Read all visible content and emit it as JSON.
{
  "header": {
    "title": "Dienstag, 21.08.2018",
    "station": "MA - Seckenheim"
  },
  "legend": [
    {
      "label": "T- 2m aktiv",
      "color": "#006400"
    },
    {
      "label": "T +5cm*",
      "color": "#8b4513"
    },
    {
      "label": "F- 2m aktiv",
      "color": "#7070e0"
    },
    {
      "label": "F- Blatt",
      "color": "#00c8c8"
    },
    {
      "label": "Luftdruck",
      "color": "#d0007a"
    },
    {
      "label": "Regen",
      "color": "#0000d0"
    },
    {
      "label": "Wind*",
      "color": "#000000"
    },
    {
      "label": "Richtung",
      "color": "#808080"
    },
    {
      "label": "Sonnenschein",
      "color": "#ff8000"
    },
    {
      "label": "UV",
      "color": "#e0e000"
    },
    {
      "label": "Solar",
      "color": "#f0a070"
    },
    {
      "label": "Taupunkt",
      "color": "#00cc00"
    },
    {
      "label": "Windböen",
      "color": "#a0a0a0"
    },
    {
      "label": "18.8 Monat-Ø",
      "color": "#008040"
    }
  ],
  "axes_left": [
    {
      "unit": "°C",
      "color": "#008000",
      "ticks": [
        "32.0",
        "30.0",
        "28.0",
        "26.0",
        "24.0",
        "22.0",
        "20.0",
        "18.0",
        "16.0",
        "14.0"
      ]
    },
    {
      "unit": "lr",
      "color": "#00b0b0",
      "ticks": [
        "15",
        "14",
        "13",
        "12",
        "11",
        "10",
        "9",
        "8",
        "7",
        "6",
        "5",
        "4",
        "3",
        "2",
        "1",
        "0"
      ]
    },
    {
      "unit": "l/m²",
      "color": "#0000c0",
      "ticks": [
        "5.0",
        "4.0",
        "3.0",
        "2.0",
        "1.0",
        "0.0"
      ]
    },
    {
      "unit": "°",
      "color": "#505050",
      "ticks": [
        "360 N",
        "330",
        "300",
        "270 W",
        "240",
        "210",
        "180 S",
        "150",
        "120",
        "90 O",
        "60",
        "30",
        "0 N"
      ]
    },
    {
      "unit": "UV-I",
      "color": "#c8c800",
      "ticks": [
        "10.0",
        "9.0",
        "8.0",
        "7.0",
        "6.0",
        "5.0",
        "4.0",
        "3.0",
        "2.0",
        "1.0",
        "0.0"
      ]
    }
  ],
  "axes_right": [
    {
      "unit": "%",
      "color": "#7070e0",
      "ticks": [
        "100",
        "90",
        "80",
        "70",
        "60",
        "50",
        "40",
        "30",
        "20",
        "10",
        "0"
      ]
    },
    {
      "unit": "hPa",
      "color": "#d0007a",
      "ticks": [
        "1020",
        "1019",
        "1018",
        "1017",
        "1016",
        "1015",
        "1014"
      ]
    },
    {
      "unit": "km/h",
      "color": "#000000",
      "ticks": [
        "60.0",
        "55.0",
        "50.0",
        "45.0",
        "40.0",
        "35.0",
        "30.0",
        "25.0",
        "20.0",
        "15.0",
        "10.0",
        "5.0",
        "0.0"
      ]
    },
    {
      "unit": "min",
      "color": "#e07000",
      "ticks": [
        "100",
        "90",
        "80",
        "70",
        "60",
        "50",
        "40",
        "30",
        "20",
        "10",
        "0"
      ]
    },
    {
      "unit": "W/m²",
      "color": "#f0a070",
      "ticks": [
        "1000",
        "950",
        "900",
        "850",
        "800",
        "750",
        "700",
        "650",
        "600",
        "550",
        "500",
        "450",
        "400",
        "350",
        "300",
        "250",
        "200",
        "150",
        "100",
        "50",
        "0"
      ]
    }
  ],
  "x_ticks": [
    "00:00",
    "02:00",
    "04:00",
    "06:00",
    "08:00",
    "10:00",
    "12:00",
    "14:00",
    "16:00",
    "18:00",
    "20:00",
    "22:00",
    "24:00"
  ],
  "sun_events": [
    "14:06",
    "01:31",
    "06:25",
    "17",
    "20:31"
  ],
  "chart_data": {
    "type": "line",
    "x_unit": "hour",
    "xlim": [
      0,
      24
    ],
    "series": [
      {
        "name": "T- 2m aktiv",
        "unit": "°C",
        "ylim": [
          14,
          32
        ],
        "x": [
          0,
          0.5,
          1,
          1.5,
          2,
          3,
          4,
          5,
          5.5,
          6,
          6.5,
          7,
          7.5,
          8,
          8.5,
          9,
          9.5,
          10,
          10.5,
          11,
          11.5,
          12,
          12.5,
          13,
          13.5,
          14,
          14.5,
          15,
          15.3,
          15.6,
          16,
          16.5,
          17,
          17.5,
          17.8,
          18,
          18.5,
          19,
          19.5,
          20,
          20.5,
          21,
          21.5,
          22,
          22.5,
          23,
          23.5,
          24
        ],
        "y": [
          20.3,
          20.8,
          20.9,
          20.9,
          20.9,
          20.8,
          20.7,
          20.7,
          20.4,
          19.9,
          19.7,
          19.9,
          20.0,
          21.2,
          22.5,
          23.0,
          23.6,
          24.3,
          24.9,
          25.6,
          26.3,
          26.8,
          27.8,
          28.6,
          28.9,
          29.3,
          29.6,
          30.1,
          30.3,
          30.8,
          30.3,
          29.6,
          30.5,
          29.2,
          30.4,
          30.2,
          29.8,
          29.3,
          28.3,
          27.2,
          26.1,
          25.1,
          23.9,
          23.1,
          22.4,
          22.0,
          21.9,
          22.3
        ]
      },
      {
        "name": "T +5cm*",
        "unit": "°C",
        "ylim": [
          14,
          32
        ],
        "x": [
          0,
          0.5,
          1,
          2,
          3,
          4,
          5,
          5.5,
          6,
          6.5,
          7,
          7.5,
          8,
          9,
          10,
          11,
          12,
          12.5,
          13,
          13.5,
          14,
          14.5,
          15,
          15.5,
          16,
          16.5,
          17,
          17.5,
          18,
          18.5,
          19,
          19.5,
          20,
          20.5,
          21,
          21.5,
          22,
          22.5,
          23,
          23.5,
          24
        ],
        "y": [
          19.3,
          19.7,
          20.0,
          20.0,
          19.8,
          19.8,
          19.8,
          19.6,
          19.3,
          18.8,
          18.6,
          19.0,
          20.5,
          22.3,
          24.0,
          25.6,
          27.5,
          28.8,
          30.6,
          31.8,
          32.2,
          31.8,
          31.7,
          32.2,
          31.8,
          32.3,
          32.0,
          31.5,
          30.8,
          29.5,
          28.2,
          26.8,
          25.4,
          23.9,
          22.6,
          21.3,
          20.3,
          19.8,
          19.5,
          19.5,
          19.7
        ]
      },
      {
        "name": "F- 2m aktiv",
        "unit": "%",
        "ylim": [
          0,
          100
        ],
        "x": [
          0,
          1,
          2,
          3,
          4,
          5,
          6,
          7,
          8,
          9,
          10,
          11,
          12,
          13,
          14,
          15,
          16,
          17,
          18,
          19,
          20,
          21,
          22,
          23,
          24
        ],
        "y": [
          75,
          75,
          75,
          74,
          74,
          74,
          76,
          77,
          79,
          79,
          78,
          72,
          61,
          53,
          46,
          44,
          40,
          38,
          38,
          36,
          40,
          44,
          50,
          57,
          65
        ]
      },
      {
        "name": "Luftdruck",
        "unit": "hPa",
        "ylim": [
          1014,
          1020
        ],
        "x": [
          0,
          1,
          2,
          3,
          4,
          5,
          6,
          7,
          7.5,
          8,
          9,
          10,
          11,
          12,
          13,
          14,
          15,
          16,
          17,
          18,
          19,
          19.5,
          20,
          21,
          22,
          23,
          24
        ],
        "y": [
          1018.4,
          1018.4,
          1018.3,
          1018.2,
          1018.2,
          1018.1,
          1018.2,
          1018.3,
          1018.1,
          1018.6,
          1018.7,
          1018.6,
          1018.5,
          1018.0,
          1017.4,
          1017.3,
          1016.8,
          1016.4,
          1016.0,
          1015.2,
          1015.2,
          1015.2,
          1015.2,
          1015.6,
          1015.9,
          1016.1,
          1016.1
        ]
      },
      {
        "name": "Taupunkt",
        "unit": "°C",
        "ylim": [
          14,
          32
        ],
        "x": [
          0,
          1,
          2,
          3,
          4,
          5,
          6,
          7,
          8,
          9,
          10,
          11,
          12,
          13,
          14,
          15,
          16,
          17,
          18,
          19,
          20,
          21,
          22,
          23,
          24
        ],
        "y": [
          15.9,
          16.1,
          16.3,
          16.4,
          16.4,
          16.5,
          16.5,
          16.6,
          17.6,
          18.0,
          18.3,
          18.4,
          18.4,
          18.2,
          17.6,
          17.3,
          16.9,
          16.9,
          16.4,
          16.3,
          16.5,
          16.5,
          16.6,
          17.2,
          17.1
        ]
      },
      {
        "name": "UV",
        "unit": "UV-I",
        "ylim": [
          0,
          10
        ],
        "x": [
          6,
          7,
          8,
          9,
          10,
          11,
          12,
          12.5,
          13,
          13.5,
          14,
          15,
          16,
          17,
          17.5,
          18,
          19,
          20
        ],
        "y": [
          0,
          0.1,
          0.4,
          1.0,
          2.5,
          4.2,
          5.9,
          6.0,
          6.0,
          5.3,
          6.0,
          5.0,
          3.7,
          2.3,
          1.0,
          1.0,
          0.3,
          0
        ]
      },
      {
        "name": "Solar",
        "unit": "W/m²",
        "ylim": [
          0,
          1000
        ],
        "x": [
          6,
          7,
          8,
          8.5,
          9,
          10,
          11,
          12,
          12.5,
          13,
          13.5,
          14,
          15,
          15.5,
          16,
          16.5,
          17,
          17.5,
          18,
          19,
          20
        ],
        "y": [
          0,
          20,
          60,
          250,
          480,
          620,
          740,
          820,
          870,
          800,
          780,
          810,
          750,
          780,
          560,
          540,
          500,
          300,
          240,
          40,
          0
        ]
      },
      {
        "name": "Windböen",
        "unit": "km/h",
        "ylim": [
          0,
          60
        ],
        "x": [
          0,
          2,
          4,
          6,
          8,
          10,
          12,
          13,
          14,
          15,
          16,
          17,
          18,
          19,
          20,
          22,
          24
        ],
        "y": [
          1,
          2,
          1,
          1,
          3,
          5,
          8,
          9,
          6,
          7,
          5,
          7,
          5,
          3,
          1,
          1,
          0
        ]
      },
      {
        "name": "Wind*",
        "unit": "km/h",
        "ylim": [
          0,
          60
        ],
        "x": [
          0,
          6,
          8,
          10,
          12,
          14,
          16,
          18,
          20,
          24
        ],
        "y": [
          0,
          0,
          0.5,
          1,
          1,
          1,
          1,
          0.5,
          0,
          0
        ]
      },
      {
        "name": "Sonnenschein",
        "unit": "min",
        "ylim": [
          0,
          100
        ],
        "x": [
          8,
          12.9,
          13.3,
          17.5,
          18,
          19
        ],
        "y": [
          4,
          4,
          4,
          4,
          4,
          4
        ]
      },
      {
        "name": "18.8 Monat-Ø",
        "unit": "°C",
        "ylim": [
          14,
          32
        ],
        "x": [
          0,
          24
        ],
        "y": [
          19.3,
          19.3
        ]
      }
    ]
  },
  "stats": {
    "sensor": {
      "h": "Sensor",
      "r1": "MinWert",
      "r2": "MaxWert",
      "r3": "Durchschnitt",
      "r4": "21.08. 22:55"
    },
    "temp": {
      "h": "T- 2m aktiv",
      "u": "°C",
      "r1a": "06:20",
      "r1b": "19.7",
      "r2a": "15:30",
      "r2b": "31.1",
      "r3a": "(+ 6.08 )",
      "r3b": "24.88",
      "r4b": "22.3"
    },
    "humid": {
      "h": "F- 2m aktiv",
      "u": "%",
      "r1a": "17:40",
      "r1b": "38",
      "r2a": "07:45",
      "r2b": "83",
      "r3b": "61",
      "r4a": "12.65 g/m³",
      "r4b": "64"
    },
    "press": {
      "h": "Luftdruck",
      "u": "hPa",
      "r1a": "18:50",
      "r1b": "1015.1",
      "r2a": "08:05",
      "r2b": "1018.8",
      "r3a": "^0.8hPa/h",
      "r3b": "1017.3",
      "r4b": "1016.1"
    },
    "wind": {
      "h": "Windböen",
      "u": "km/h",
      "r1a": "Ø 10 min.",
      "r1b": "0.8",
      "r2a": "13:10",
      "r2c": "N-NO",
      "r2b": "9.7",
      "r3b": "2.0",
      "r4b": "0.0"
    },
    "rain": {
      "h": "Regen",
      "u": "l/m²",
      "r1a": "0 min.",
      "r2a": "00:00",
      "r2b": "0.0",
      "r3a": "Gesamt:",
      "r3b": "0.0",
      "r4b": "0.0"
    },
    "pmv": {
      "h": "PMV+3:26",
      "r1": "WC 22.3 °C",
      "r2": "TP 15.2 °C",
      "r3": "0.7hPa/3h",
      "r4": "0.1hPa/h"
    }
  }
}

# # #

WHAT IS EXPECTED: Select the lines that carry the string "Luftdruck" and copy them.

FINISHED EXERCISE:
      "label": "Luftdruck",
        "name": "Luftdruck",
      "h": "Luftdruck",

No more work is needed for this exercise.